** start of Information provided **

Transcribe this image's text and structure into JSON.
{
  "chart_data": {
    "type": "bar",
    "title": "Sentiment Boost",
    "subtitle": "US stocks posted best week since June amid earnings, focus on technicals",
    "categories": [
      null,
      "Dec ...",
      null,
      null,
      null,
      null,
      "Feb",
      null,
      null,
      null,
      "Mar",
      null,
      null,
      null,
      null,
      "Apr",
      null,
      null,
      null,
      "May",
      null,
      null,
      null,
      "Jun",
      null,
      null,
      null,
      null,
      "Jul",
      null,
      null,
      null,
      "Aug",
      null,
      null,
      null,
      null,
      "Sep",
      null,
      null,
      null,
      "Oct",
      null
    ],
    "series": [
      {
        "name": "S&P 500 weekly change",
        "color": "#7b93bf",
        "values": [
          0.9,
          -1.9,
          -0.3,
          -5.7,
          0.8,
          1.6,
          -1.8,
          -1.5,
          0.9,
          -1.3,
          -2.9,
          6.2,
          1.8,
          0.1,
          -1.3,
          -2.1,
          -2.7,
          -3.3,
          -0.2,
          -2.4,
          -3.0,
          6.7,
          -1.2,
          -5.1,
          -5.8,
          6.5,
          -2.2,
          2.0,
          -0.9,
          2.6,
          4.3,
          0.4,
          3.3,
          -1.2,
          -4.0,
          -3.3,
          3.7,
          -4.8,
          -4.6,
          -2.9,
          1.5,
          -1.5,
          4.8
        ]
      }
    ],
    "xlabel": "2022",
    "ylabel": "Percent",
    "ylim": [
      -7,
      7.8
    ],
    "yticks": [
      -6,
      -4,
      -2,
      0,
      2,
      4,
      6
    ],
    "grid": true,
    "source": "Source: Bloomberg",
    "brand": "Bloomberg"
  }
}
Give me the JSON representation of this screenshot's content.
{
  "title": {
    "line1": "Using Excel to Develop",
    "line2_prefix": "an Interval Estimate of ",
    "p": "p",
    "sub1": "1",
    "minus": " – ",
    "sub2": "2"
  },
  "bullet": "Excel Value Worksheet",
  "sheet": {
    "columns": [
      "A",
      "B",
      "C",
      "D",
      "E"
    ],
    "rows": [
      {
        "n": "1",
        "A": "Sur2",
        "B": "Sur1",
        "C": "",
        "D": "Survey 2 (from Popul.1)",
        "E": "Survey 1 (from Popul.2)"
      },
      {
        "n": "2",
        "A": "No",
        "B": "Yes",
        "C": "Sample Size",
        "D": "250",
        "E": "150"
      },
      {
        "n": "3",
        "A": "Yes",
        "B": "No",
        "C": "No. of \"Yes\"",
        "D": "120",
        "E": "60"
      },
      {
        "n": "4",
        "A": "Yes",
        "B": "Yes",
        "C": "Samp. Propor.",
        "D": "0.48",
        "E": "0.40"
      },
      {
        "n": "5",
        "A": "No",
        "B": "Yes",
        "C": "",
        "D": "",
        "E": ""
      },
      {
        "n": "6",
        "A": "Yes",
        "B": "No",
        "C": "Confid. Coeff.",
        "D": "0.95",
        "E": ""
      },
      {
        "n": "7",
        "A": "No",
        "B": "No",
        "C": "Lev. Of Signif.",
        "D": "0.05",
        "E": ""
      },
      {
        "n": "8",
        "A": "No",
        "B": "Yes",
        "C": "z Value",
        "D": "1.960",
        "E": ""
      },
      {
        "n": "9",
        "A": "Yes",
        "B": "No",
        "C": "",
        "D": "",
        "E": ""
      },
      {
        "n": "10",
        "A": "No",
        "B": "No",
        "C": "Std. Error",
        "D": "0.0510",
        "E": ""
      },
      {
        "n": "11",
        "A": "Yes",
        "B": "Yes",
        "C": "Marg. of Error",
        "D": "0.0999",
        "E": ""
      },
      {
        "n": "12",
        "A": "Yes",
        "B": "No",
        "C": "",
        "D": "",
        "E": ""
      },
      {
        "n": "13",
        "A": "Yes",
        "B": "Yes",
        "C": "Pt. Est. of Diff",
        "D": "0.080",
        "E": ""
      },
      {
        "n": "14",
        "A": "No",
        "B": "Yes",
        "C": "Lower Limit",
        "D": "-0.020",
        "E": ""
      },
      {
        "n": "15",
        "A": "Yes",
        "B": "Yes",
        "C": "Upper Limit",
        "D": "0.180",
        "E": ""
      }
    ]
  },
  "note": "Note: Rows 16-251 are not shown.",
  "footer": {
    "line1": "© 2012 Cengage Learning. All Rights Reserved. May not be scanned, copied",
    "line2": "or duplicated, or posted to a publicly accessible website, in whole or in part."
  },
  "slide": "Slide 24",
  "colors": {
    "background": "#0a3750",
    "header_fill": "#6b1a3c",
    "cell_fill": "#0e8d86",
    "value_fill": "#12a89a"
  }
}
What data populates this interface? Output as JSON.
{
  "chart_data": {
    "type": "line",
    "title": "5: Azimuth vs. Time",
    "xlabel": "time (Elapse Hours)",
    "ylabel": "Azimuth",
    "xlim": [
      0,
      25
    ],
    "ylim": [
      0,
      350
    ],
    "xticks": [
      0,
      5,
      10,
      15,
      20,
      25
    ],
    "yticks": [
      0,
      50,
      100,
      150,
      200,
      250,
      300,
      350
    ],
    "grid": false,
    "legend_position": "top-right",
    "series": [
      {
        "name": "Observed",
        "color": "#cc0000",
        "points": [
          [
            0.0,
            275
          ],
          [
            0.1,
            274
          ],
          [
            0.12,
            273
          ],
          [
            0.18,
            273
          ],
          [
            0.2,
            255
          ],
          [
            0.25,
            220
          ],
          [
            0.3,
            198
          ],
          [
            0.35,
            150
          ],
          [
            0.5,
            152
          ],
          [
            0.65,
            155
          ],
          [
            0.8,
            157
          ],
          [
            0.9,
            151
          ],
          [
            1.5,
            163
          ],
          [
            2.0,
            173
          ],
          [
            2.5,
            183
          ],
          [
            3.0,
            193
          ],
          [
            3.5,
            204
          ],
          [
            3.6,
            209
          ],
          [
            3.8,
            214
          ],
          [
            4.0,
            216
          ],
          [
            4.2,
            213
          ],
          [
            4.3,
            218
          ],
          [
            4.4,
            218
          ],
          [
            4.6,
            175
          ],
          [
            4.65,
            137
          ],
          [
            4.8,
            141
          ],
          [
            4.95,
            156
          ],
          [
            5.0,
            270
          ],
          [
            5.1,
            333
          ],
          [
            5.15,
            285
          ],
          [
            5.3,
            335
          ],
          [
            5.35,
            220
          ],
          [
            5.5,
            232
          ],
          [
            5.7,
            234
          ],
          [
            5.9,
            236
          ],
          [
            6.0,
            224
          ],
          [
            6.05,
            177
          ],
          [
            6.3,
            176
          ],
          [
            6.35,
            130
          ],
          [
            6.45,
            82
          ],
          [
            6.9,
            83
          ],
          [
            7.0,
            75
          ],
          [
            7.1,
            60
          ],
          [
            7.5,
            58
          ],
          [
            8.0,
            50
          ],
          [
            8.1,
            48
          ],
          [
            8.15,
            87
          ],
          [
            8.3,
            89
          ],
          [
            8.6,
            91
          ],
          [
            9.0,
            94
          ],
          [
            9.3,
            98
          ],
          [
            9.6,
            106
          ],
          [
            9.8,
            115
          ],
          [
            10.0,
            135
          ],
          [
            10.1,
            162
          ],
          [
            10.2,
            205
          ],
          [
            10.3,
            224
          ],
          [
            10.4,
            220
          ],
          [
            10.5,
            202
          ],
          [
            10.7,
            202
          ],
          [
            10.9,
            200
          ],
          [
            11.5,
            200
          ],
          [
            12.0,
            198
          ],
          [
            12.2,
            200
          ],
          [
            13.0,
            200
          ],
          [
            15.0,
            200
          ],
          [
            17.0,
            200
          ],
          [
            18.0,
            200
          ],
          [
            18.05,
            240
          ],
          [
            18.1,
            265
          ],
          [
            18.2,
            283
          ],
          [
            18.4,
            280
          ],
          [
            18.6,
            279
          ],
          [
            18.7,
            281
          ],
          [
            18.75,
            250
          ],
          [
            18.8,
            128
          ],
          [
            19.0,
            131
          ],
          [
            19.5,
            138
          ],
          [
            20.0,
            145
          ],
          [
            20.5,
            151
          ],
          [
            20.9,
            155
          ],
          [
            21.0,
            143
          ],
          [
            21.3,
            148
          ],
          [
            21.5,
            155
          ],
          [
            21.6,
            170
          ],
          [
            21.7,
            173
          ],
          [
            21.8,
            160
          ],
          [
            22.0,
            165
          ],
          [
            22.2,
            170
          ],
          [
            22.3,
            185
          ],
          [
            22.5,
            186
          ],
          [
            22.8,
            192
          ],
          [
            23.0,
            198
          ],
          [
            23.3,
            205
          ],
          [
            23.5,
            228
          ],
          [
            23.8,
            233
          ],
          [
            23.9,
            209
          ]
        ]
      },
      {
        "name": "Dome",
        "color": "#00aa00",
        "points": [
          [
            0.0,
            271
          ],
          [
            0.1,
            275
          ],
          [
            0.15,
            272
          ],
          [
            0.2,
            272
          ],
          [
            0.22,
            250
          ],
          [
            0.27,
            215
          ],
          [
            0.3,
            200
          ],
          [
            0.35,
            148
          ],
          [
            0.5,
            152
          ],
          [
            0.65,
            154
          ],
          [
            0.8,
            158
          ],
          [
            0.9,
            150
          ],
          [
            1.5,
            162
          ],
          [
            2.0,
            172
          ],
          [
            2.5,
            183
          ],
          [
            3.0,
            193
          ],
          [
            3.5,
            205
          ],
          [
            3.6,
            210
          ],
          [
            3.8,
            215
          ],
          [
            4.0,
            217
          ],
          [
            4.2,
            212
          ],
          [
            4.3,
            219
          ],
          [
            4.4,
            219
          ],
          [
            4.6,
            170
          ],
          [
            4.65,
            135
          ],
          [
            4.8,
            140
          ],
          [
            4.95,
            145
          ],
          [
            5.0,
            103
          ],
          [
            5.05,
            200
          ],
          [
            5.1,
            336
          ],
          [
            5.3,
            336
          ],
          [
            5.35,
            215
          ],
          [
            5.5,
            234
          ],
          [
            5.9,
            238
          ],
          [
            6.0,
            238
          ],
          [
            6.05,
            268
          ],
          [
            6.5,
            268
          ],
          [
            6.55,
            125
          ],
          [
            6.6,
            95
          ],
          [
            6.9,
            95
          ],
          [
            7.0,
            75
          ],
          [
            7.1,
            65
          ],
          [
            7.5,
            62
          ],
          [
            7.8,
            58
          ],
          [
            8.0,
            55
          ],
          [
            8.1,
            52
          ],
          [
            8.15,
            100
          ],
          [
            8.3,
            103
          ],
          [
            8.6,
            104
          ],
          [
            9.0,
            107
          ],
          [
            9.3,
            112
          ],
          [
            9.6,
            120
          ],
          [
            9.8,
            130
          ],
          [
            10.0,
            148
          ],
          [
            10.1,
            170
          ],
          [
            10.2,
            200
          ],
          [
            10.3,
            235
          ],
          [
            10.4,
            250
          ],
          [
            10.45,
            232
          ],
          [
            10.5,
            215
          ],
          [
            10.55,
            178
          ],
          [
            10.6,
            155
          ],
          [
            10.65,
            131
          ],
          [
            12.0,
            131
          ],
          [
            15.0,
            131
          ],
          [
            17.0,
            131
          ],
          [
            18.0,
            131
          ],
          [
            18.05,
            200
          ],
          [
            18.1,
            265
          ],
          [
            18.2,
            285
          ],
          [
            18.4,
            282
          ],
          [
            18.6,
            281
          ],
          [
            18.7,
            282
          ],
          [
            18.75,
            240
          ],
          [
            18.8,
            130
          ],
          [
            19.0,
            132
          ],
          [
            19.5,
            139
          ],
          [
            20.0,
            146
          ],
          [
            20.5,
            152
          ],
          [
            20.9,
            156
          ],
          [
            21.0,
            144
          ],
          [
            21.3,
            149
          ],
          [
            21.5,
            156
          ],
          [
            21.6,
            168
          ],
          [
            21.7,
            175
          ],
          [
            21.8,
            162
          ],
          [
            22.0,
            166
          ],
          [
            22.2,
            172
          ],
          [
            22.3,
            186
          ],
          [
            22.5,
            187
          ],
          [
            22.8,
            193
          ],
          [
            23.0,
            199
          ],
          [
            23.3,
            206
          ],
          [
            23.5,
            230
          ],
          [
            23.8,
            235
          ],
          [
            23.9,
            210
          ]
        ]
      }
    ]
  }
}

** end of Information provided **

Only lines with the word "this" are wanted, so copy each one from the records.

Transcribe this image's text and structure into JSON.
Give me the JSON representation of this screenshot's content.
What data populates this interface? Output as JSON.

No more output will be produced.